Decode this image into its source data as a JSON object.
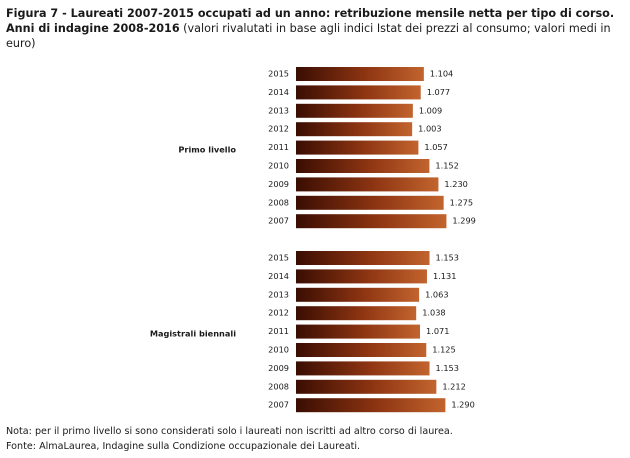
{
  "figure": {
    "prefix": "Figura 7 - ",
    "title_bold": "Laureati 2007-2015 occupati ad un anno: retribuzione mensile netta per tipo di corso. Anni di indagine 2008-2016",
    "title_rest": " (valori rivalutati in base agli indici Istat dei prezzi al consumo; valori medi in euro)"
  },
  "notes": {
    "nota": "Nota: per il primo livello si sono considerati solo i laureati non iscritti ad altro corso di laurea.",
    "fonte": "Fonte: AlmaLaurea, Indagine sulla Condizione occupazionale dei Laureati."
  },
  "colors": {
    "bar_dark": "#3a0d02",
    "bar_mid": "#8e3512",
    "bar_light": "#c2642e"
  },
  "chart_data": {
    "type": "bar",
    "orientation": "horizontal",
    "value_format": "dot-thousands, 3 decimals",
    "groups": [
      {
        "name": "Primo livello",
        "categories": [
          "2015",
          "2014",
          "2013",
          "2012",
          "2011",
          "2010",
          "2009",
          "2008",
          "2007"
        ],
        "values": [
          1.104,
          1.077,
          1.009,
          1.003,
          1.057,
          1.152,
          1.23,
          1.275,
          1.299
        ],
        "labels": [
          "1.104",
          "1.077",
          "1.009",
          "1.003",
          "1.057",
          "1.152",
          "1.230",
          "1.275",
          "1.299"
        ]
      },
      {
        "name": "Magistrali biennali",
        "categories": [
          "2015",
          "2014",
          "2013",
          "2012",
          "2011",
          "2010",
          "2009",
          "2008",
          "2007"
        ],
        "values": [
          1.153,
          1.131,
          1.063,
          1.038,
          1.071,
          1.125,
          1.153,
          1.212,
          1.29
        ],
        "labels": [
          "1.153",
          "1.131",
          "1.063",
          "1.038",
          "1.071",
          "1.125",
          "1.153",
          "1.212",
          "1.290"
        ]
      }
    ]
  }
}
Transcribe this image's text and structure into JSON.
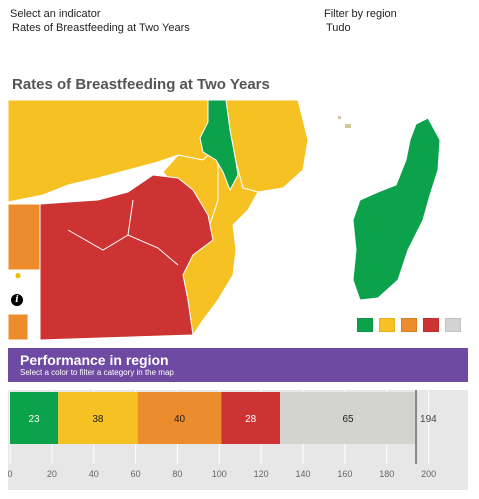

● **WHAT TO PRODUCE**
Any pictures should be dropped; transcribe the rest of the records above exactly.

● **ANSWER TO THE TASK**
Decode this image into its source data as a JSON object.
{
  "figure": {
    "prefix": "Figura 7 - ",
    "title_bold": "Laureati 2007-2015 occupati ad un anno: retribuzione mensile netta per tipo di corso. Anni di indagine 2008-2016",
    "title_rest": " (valori rivalutati in base agli indici Istat dei prezzi al consumo; valori medi in euro)"
  },
  "notes": {
    "nota": "Nota: per il primo livello si sono considerati solo i laureati non iscritti ad altro corso di laurea.",
    "fonte": "Fonte: AlmaLaurea, Indagine sulla Condizione occupazionale dei Laureati."
  },
  "colors": {
    "bar_dark": "#3a0d02",
    "bar_mid": "#8e3512",
    "bar_light": "#c2642e"
  },
  "chart_data": {
    "type": "bar",
    "orientation": "horizontal",
    "value_format": "dot-thousands, 3 decimals",
    "groups": [
      {
        "name": "Primo livello",
        "categories": [
          "2015",
          "2014",
          "2013",
          "2012",
          "2011",
          "2010",
          "2009",
          "2008",
          "2007"
        ],
        "values": [
          1.104,
          1.077,
          1.009,
          1.003,
          1.057,
          1.152,
          1.23,
          1.275,
          1.299
        ],
        "labels": [
          "1.104",
          "1.077",
          "1.009",
          "1.003",
          "1.057",
          "1.152",
          "1.230",
          "1.275",
          "1.299"
        ]
      },
      {
        "name": "Magistrali biennali",
        "categories": [
          "2015",
          "2014",
          "2013",
          "2012",
          "2011",
          "2010",
          "2009",
          "2008",
          "2007"
        ],
        "values": [
          1.153,
          1.131,
          1.063,
          1.038,
          1.071,
          1.125,
          1.153,
          1.212,
          1.29
        ],
        "labels": [
          "1.153",
          "1.131",
          "1.063",
          "1.038",
          "1.071",
          "1.125",
          "1.153",
          "1.212",
          "1.290"
        ]
      }
    ]
  }
}
Transcribe this image's text and structure into JSON.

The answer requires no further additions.